▶ [WRITTEN INSTRUCTION]
Could you print all the entries exactly?

_ _ _ _ _

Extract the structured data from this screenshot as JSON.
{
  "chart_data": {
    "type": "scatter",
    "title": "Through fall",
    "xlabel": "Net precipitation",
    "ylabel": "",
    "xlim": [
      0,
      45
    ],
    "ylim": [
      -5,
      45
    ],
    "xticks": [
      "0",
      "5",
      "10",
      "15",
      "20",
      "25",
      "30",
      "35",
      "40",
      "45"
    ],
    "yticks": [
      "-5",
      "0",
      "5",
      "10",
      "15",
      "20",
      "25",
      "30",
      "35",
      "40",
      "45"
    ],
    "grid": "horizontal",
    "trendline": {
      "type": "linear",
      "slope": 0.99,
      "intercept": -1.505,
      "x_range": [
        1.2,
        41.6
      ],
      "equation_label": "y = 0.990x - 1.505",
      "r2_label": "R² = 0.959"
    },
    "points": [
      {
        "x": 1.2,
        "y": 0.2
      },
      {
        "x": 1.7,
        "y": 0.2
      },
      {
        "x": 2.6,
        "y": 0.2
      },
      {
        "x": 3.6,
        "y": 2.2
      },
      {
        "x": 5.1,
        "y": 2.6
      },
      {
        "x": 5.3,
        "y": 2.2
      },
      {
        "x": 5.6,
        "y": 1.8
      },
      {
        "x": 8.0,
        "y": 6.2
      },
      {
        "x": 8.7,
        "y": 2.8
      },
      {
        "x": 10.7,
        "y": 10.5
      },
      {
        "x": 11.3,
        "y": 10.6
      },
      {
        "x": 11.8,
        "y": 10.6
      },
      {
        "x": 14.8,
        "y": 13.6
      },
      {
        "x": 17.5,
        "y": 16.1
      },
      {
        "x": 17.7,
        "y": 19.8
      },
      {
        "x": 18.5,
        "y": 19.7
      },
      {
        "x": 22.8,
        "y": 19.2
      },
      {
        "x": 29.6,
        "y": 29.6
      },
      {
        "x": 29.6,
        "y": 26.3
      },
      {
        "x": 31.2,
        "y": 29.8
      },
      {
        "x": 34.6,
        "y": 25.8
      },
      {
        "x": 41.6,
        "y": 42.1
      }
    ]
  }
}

_ _ _ _ _

▶ [ANSWER TO THE PROBLEM]
Extract the structured data from this screenshot as JSON.
{
  "chart_data": {
    "type": "scatter",
    "title": "Through fall",
    "xlabel": "Net precipitation",
    "ylabel": "",
    "xlim": [
      0,
      45
    ],
    "ylim": [
      -5,
      45
    ],
    "xticks": [
      "0",
      "5",
      "10",
      "15",
      "20",
      "25",
      "30",
      "35",
      "40",
      "45"
    ],
    "yticks": [
      "-5",
      "0",
      "5",
      "10",
      "15",
      "20",
      "25",
      "30",
      "35",
      "40",
      "45"
    ],
    "grid": "horizontal",
    "trendline": {
      "type": "linear",
      "slope": 0.99,
      "intercept": -1.505,
      "x_range": [
        1.2,
        41.6
      ],
      "equation_label": "y = 0.990x - 1.505",
      "r2_label": "R² = 0.959"
    },
    "points": [
      {
        "x": 1.2,
        "y": 0.2
      },
      {
        "x": 1.7,
        "y": 0.2
      },
      {
        "x": 2.6,
        "y": 0.2
      },
      {
        "x": 3.6,
        "y": 2.2
      },
      {
        "x": 5.1,
        "y": 2.6
      },
      {
        "x": 5.3,
        "y": 2.2
      },
      {
        "x": 5.6,
        "y": 1.8
      },
      {
        "x": 8.0,
        "y": 6.2
      },
      {
        "x": 8.7,
        "y": 2.8
      },
      {
        "x": 10.7,
        "y": 10.5
      },
      {
        "x": 11.3,
        "y": 10.6
      },
      {
        "x": 11.8,
        "y": 10.6
      },
      {
        "x": 14.8,
        "y": 13.6
      },
      {
        "x": 17.5,
        "y": 16.1
      },
      {
        "x": 17.7,
        "y": 19.8
      },
      {
        "x": 18.5,
        "y": 19.7
      },
      {
        "x": 22.8,
        "y": 19.2
      },
      {
        "x": 29.6,
        "y": 29.6
      },
      {
        "x": 29.6,
        "y": 26.3
      },
      {
        "x": 31.2,
        "y": 29.8
      },
      {
        "x": 34.6,
        "y": 25.8
      },
      {
        "x": 41.6,
        "y": 42.1
      }
    ]
  }
}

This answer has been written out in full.